## START MATERIALS PROVIDED
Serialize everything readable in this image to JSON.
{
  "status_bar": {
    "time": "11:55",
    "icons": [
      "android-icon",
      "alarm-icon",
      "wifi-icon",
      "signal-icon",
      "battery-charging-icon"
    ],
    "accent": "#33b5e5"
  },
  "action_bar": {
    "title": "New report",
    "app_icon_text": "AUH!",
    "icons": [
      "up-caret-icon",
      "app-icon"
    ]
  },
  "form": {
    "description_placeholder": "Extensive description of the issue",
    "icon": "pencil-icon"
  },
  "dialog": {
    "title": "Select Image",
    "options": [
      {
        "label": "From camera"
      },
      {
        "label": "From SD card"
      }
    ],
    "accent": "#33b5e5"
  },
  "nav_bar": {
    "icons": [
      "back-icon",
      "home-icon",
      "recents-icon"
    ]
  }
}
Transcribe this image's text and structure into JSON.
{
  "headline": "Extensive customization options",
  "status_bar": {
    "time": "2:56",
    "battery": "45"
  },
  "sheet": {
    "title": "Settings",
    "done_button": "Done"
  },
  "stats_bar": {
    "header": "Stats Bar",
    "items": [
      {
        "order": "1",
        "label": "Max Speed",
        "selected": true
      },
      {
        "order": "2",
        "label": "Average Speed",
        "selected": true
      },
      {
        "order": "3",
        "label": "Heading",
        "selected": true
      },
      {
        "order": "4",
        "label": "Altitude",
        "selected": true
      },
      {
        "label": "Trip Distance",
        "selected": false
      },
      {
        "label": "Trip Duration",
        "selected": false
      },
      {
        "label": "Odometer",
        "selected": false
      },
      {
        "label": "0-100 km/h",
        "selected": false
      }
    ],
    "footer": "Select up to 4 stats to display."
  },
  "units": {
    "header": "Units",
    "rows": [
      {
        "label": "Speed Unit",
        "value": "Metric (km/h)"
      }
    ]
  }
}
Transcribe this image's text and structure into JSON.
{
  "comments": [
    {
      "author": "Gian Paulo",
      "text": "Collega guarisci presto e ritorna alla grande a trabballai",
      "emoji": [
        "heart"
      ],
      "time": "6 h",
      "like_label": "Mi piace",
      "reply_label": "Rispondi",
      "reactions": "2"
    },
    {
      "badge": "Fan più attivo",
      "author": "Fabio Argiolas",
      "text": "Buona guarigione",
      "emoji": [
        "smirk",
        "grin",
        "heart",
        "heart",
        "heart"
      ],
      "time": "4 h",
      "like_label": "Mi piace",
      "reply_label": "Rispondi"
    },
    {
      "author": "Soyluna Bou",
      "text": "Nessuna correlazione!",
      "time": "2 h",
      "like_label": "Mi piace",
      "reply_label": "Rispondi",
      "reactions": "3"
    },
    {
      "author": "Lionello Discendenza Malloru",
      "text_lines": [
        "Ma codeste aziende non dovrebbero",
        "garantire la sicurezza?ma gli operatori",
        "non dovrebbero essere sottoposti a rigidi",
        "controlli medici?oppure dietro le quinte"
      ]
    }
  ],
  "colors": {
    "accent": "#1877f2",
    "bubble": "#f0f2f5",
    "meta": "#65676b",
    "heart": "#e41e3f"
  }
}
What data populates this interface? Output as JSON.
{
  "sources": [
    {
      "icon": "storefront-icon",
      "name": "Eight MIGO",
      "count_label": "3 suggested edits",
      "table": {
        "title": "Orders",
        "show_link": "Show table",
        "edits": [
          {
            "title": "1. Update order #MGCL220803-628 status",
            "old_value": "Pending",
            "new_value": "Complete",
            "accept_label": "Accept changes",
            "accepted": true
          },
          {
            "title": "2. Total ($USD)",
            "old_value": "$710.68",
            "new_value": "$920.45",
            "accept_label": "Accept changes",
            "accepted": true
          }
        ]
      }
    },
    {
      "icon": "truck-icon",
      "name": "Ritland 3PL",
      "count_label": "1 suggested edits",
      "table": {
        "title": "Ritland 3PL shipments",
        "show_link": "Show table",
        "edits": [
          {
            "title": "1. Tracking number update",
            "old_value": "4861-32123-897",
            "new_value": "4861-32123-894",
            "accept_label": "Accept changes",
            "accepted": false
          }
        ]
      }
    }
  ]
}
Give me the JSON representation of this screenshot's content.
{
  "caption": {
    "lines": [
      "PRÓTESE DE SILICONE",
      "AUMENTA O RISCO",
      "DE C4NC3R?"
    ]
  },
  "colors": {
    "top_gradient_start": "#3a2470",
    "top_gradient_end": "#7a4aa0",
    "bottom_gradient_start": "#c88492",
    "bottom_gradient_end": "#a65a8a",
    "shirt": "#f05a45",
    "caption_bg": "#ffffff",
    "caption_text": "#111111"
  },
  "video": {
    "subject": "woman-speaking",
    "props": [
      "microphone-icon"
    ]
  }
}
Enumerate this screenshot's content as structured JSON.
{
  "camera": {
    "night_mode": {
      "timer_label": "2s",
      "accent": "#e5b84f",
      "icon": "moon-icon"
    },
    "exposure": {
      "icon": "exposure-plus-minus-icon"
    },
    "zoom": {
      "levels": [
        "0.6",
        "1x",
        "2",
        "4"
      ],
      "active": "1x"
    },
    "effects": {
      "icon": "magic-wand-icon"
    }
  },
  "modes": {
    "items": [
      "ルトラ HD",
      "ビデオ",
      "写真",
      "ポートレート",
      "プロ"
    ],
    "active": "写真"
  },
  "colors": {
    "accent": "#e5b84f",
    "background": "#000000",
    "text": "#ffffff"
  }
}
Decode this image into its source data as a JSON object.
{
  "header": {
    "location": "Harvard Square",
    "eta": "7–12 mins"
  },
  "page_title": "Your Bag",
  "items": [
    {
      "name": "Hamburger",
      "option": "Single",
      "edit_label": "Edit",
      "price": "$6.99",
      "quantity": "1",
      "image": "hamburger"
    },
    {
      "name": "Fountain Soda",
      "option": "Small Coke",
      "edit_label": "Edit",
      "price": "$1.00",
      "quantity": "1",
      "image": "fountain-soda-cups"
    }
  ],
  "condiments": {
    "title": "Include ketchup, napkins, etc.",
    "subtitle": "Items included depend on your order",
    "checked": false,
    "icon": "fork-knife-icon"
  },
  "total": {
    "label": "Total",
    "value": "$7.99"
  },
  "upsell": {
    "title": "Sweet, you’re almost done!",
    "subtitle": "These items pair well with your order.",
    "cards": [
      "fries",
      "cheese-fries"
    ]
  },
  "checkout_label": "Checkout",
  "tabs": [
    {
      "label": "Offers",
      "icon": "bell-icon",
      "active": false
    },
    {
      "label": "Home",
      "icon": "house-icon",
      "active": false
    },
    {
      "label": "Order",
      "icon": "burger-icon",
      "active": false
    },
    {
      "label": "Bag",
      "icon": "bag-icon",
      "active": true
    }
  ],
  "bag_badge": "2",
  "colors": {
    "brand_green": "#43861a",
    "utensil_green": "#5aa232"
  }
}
## END MATERIALS PROVIDED
▶ _WHAT THIS TASK INVOLVES_
Scan the listing above for the word "content" and copy every line that holds it.

▶ _CORRECT ANSWER_
Give me the JSON representation of this screenshot's content.
Enumerate this screenshot's content as structured JSON.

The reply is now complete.